What to work on:
Filter this data down to the lines that hold "integrations", and copy them.

Information shown:
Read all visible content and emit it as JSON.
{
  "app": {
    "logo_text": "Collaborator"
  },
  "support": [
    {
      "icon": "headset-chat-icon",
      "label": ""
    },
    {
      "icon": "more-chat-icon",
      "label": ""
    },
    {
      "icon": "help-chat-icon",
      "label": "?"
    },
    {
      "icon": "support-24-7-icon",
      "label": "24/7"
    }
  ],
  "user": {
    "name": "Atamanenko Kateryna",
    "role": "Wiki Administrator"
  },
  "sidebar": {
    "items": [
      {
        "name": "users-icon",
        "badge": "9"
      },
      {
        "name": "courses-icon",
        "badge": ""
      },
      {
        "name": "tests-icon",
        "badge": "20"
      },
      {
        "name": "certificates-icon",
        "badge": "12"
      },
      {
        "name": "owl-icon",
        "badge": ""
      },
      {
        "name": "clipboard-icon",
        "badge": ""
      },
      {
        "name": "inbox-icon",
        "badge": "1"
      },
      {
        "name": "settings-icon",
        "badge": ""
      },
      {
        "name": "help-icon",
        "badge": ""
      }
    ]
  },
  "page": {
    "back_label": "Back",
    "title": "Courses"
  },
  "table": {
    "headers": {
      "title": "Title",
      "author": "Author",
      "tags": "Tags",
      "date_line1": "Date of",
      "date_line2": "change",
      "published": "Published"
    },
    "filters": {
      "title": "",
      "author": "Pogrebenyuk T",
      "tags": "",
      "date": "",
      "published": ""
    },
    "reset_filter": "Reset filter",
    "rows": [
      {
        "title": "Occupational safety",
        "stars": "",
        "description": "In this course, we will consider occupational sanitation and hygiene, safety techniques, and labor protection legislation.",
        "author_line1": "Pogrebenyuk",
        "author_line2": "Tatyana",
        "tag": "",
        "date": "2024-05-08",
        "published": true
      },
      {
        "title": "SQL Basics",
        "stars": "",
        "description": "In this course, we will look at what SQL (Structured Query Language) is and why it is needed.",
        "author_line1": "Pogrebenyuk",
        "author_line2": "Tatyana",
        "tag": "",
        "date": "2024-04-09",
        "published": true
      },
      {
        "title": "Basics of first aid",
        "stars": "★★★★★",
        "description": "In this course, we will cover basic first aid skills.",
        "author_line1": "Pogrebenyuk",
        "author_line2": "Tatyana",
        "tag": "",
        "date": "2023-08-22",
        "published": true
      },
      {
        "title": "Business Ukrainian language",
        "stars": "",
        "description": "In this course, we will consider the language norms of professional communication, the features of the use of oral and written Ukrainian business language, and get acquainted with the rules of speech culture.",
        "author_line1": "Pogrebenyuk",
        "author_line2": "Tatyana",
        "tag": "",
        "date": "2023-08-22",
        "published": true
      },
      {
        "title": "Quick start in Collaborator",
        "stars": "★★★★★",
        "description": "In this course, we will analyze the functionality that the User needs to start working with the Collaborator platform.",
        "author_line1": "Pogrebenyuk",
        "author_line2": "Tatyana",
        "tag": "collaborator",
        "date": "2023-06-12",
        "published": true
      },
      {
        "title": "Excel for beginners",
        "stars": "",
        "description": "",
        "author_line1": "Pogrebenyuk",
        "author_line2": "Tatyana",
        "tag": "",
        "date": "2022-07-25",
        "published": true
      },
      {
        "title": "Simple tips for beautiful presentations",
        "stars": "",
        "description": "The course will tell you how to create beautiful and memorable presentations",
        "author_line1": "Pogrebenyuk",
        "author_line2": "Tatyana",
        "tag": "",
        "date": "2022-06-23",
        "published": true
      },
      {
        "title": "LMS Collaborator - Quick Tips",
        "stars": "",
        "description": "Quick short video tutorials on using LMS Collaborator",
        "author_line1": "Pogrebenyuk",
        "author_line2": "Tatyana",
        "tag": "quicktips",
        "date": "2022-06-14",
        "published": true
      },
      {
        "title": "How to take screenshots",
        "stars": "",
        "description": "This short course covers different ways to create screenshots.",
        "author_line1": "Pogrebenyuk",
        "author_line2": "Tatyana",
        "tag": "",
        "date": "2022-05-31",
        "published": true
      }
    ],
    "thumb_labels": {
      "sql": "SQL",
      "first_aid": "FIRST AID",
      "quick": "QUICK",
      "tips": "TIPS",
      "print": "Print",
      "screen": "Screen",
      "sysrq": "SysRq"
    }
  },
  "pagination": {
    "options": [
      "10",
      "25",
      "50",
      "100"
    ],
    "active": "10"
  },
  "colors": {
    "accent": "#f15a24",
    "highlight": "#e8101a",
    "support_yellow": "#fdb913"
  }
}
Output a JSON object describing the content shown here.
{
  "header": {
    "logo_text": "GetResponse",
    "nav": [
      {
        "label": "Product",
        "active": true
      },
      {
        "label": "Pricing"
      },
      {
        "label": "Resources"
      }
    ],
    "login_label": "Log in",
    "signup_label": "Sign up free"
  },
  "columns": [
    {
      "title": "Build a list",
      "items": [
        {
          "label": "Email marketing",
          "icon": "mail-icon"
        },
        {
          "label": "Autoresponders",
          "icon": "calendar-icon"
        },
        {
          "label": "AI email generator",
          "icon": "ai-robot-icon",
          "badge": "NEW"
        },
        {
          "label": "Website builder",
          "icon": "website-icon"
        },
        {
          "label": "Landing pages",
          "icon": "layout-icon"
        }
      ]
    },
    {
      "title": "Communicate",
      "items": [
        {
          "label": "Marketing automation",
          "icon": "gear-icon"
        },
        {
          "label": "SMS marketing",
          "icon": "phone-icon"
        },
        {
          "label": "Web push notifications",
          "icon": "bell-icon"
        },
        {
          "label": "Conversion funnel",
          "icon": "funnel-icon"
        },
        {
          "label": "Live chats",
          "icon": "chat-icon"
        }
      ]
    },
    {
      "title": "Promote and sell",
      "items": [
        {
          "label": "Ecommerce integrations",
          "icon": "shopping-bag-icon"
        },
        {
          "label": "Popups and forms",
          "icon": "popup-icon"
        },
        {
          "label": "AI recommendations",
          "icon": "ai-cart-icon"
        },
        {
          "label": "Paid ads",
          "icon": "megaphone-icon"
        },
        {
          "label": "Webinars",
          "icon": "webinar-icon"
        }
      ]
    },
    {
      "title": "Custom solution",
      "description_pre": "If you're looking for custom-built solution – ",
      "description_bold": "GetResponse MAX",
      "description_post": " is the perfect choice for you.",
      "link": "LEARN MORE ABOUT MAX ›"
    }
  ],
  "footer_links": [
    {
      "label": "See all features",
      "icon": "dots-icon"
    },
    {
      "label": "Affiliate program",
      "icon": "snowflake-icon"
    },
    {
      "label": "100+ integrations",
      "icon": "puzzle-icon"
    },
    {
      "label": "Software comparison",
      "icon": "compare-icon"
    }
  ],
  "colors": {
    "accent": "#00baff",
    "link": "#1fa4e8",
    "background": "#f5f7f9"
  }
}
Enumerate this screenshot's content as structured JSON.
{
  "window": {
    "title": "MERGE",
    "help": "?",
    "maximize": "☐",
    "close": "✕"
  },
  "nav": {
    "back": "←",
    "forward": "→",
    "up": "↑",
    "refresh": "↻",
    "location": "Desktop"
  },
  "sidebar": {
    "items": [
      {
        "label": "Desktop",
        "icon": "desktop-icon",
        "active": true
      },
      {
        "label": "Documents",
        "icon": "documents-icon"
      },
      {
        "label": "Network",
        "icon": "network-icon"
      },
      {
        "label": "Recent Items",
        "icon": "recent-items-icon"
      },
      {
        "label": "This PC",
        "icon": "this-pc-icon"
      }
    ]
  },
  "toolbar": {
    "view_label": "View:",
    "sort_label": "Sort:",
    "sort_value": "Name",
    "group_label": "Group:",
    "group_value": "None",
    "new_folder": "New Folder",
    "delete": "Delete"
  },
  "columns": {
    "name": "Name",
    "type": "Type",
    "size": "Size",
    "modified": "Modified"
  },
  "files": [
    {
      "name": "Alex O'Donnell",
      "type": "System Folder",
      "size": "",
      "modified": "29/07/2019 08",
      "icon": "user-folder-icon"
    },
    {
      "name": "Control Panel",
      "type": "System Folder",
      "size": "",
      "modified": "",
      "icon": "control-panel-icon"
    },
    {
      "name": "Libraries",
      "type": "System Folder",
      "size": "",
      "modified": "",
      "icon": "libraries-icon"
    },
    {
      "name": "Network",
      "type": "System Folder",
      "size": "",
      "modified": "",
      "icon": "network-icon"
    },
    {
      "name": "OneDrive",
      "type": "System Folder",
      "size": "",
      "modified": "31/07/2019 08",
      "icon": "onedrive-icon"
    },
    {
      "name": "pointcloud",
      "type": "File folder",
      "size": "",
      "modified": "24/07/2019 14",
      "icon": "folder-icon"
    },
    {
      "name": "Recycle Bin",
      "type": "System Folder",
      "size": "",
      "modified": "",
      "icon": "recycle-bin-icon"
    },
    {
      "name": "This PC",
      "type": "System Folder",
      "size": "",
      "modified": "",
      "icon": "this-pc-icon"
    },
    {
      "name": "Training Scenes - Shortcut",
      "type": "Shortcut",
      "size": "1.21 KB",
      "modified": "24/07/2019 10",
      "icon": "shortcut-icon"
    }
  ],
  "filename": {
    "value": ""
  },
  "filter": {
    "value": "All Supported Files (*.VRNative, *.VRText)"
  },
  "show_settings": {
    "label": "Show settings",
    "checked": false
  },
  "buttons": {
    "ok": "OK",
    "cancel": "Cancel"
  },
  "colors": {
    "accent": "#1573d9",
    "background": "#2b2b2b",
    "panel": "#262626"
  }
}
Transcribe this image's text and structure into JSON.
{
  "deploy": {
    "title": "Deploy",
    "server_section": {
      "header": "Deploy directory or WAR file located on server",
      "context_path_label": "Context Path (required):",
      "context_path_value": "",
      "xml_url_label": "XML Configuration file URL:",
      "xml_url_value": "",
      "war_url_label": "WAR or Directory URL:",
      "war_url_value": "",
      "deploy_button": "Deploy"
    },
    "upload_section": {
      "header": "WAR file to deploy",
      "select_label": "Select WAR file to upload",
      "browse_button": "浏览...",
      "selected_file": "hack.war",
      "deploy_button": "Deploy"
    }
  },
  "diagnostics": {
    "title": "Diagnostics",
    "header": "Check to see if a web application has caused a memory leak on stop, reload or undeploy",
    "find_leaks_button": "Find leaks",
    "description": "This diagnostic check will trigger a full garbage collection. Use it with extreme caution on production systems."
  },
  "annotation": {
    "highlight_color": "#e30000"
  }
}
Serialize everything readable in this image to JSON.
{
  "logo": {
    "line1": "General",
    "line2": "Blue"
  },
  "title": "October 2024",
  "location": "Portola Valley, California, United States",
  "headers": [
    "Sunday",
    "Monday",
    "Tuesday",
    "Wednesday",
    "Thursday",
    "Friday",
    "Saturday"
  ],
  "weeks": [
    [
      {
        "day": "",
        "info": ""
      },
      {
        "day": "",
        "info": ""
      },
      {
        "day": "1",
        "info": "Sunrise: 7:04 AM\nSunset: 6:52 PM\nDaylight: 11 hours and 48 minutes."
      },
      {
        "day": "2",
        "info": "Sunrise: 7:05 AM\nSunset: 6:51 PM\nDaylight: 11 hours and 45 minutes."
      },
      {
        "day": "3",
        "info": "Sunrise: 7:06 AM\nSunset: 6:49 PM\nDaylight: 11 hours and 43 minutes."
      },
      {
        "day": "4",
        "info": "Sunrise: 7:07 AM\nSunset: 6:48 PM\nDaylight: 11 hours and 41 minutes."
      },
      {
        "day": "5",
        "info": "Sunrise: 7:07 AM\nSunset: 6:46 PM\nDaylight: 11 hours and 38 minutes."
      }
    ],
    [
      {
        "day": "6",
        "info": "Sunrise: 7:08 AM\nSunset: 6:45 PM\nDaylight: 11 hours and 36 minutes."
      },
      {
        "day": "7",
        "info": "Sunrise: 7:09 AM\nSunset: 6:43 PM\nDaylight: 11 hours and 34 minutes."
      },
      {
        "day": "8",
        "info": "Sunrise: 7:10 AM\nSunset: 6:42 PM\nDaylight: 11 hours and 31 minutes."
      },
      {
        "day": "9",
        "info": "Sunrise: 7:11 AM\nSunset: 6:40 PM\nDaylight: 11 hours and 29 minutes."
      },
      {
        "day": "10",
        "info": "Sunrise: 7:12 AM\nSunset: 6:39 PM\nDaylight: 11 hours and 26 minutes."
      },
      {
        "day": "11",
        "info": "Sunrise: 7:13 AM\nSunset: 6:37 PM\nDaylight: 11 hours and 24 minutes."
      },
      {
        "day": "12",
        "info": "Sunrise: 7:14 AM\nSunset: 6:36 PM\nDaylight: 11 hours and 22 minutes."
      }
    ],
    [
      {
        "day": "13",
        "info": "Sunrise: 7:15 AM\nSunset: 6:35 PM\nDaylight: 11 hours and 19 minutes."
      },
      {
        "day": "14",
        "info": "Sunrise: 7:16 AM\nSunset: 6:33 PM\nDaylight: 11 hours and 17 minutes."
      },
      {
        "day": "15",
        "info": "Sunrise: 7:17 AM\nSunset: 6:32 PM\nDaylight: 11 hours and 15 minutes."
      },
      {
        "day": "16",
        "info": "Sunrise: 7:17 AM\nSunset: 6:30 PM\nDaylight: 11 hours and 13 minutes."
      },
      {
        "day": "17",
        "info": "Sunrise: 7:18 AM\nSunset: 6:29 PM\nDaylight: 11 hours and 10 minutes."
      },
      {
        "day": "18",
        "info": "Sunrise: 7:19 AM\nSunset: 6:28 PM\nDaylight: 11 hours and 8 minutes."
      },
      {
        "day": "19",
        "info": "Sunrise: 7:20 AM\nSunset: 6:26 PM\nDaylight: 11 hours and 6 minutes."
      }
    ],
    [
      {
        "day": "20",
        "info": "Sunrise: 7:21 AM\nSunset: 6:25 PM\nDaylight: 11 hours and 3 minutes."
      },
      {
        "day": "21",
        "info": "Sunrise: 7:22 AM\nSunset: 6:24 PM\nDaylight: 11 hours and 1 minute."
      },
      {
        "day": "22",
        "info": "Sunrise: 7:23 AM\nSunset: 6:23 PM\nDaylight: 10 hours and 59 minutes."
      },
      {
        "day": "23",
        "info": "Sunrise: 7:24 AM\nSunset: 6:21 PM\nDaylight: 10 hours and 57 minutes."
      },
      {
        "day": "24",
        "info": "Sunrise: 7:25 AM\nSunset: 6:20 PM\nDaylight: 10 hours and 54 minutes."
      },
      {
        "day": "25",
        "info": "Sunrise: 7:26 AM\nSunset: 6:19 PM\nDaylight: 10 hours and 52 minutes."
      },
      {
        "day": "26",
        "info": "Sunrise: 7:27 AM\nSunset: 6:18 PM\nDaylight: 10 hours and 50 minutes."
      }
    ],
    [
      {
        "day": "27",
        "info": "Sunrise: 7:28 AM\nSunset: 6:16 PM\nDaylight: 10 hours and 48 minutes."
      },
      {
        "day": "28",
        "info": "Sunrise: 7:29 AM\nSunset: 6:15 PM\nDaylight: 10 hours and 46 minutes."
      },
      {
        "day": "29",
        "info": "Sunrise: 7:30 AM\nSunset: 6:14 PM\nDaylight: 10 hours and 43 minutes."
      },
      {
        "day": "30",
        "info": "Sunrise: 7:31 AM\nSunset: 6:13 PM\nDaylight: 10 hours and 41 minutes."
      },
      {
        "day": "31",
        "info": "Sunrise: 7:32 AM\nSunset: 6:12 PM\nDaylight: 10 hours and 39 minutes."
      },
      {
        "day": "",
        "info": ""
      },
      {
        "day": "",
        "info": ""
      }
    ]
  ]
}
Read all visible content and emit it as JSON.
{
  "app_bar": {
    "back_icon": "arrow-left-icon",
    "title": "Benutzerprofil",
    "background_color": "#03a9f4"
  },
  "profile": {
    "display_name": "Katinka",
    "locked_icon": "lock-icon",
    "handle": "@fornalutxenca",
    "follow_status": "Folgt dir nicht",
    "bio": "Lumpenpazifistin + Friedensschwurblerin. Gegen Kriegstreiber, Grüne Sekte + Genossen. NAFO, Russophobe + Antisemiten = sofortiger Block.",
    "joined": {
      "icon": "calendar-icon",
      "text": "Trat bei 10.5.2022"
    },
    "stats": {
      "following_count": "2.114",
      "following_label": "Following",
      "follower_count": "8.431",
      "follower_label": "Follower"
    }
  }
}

Exercise output:
          "label": "Ecommerce integrations",
      "label": "100+ integrations",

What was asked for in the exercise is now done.